Provided records:
==========
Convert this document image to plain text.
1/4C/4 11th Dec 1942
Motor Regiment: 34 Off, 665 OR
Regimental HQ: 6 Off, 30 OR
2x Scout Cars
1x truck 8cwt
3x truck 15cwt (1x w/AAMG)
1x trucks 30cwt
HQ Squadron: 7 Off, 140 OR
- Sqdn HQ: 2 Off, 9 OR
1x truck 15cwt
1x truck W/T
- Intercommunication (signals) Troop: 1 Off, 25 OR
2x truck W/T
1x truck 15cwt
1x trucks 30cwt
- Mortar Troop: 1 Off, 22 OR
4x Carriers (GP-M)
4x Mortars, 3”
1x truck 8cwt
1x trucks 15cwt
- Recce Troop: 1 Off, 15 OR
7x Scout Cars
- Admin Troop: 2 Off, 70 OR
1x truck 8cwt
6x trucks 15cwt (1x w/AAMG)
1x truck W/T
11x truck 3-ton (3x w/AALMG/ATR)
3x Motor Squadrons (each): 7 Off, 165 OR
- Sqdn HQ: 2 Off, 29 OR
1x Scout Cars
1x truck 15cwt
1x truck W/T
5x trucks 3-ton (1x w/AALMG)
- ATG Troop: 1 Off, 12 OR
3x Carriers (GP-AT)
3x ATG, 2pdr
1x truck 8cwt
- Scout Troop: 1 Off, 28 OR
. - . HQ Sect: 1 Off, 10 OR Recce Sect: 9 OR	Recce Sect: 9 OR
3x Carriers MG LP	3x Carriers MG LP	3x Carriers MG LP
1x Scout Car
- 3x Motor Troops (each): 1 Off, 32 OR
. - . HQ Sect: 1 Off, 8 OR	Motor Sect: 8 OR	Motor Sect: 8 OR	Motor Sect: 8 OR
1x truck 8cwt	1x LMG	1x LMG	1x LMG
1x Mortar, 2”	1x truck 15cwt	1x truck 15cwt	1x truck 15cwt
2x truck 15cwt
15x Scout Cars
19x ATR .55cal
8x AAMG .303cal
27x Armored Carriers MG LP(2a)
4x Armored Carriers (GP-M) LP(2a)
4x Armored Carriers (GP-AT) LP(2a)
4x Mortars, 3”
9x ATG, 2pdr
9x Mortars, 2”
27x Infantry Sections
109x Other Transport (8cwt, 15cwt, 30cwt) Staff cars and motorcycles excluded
==========
Given problem: Print all of the entries exactly as they appear.

Answer to the problem:
Convert this document image to plain text.
1/4C/4 11th Dec 1942
Motor Regiment: 34 Off, 665 OR
Regimental HQ: 6 Off, 30 OR
2x Scout Cars
1x truck 8cwt
3x truck 15cwt (1x w/AAMG)
1x trucks 30cwt
HQ Squadron: 7 Off, 140 OR
- Sqdn HQ: 2 Off, 9 OR
1x truck 15cwt
1x truck W/T
- Intercommunication (signals) Troop: 1 Off, 25 OR
2x truck W/T
1x truck 15cwt
1x trucks 30cwt
- Mortar Troop: 1 Off, 22 OR
4x Carriers (GP-M)
4x Mortars, 3”
1x truck 8cwt
1x trucks 15cwt
- Recce Troop: 1 Off, 15 OR
7x Scout Cars
- Admin Troop: 2 Off, 70 OR
1x truck 8cwt
6x trucks 15cwt (1x w/AAMG)
1x truck W/T
11x truck 3-ton (3x w/AALMG/ATR)
3x Motor Squadrons (each): 7 Off, 165 OR
- Sqdn HQ: 2 Off, 29 OR
1x Scout Cars
1x truck 15cwt
1x truck W/T
5x trucks 3-ton (1x w/AALMG)
- ATG Troop: 1 Off, 12 OR
3x Carriers (GP-AT)
3x ATG, 2pdr
1x truck 8cwt
- Scout Troop: 1 Off, 28 OR
. - . HQ Sect: 1 Off, 10 OR Recce Sect: 9 OR	Recce Sect: 9 OR
3x Carriers MG LP	3x Carriers MG LP	3x Carriers MG LP
1x Scout Car
- 3x Motor Troops (each): 1 Off, 32 OR
. - . HQ Sect: 1 Off, 8 OR	Motor Sect: 8 OR	Motor Sect: 8 OR	Motor Sect: 8 OR
1x truck 8cwt	1x LMG	1x LMG	1x LMG
1x Mortar, 2”	1x truck 15cwt	1x truck 15cwt	1x truck 15cwt
2x truck 15cwt
15x Scout Cars
19x ATR .55cal
8x AAMG .303cal
27x Armored Carriers MG LP(2a)
4x Armored Carriers (GP-M) LP(2a)
4x Armored Carriers (GP-AT) LP(2a)
4x Mortars, 3”
9x ATG, 2pdr
9x Mortars, 2”
27x Infantry Sections
109x Other Transport (8cwt, 15cwt, 30cwt) Staff cars and motorcycles excluded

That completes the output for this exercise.